Task instructions: Omit all pictures. Copy the rest of the material exactly.

Excerpt from a dataset:
========

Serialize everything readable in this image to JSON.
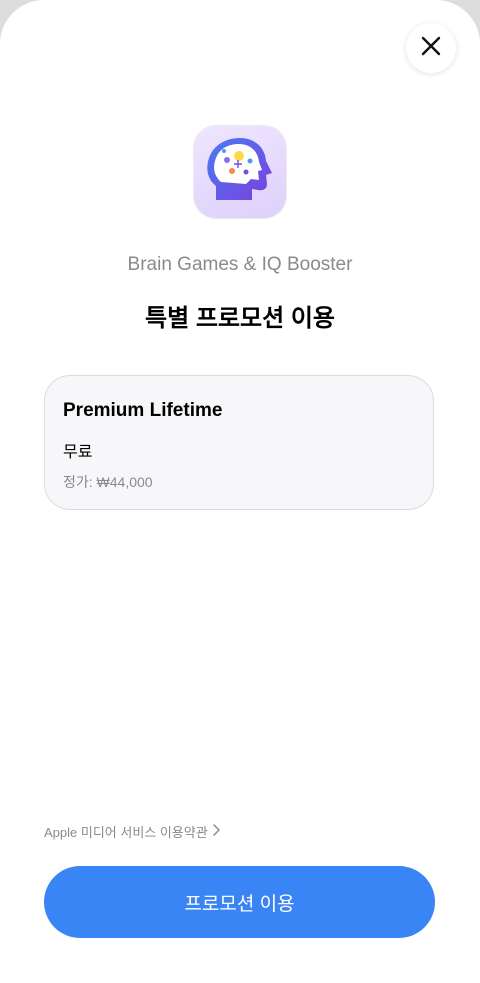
{
  "app": {
    "name": "Brain Games & IQ Booster",
    "icon": "brain-head-icon"
  },
  "header": {
    "title": "특별 프로모션 이용",
    "close_icon": "close-icon"
  },
  "plan": {
    "name": "Premium Lifetime",
    "price": "무료",
    "regular_price": "정가: ₩44,000"
  },
  "footer": {
    "terms_label": "Apple 미디어 서비스 이용약관",
    "terms_icon": "chevron-right-icon",
    "cta_label": "프로모션 이용"
  },
  "colors": {
    "accent": "#3a85f5",
    "icon_bg": "#e6dcfd",
    "icon_head": "#6b4ee8"
  }
}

========

Solution below:
Serialize everything readable in this image to JSON.
{
  "app": {
    "name": "Brain Games & IQ Booster",
    "icon": "brain-head-icon"
  },
  "header": {
    "title": "특별 프로모션 이용",
    "close_icon": "close-icon"
  },
  "plan": {
    "name": "Premium Lifetime",
    "price": "무료",
    "regular_price": "정가: ₩44,000"
  },
  "footer": {
    "terms_label": "Apple 미디어 서비스 이용약관",
    "terms_icon": "chevron-right-icon",
    "cta_label": "프로모션 이용"
  },
  "colors": {
    "accent": "#3a85f5",
    "icon_bg": "#e6dcfd",
    "icon_head": "#6b4ee8"
  }
}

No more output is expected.